**THE INPUT:**

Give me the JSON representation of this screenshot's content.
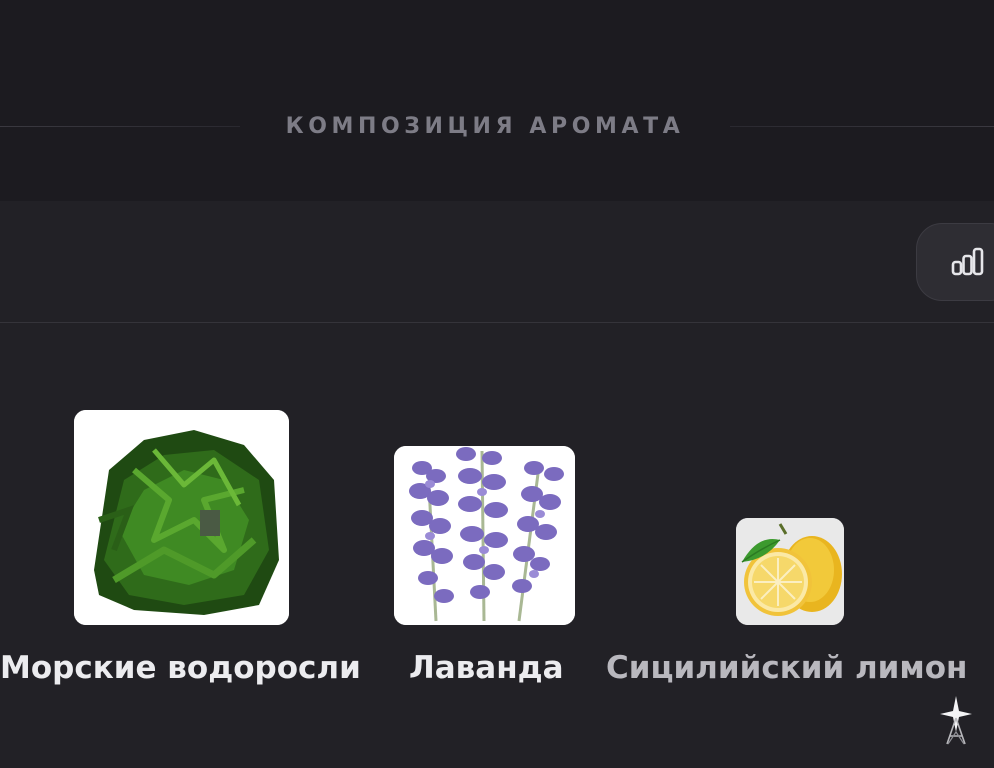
{
  "section": {
    "title": "КОМПОЗИЦИЯ АРОМАТА"
  },
  "toolbar": {
    "stats_icon": "bar-chart-icon"
  },
  "notes": [
    {
      "label": "Морские водоросли",
      "image": "seaweed-image"
    },
    {
      "label": "Лаванда",
      "image": "lavender-image"
    },
    {
      "label": "Сицилийский лимон",
      "image": "lemon-image"
    }
  ],
  "colors": {
    "background": "#222126",
    "top_band": "#1c1b20",
    "title_text": "#7d7c86",
    "label_text": "#ececef",
    "label_faded": "#b9b8be"
  }
}
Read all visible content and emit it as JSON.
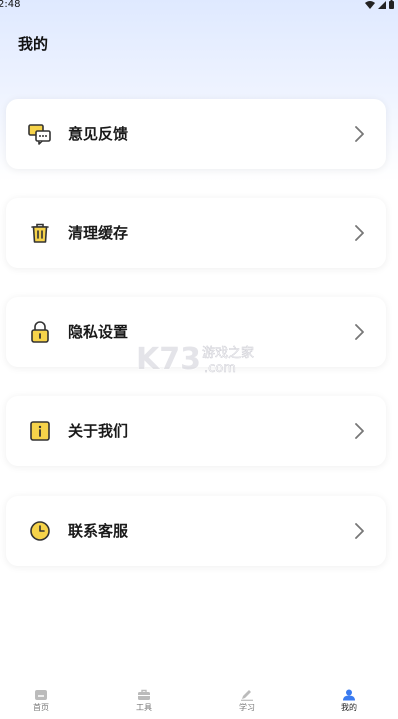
{
  "status_bar": {
    "time": "2:48"
  },
  "page": {
    "title": "我的"
  },
  "menu": [
    {
      "label": "意见反馈",
      "icon": "feedback-chat-icon"
    },
    {
      "label": "清理缓存",
      "icon": "trash-icon"
    },
    {
      "label": "隐私设置",
      "icon": "lock-icon"
    },
    {
      "label": "关于我们",
      "icon": "info-icon"
    },
    {
      "label": "联系客服",
      "icon": "clock-icon"
    }
  ],
  "watermark": {
    "main": "K73",
    "sub1": "游戏之家",
    "sub2": ".com"
  },
  "tabbar": [
    {
      "label": "首页",
      "icon": "home-icon"
    },
    {
      "label": "工具",
      "icon": "toolbox-icon"
    },
    {
      "label": "学习",
      "icon": "pen-icon"
    },
    {
      "label": "我的",
      "icon": "profile-icon",
      "active": true
    }
  ],
  "colors": {
    "accent": "#3a7bf0",
    "icon_yellow": "#f6d34a",
    "icon_stroke": "#333333"
  }
}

**WHAT IS BEING ASKED:** Copy each line above that contains the string "JSON".

**EXPECTED OUTPUT:**
Give me the JSON representation of this screenshot's content.
Read all visible content and emit it as JSON.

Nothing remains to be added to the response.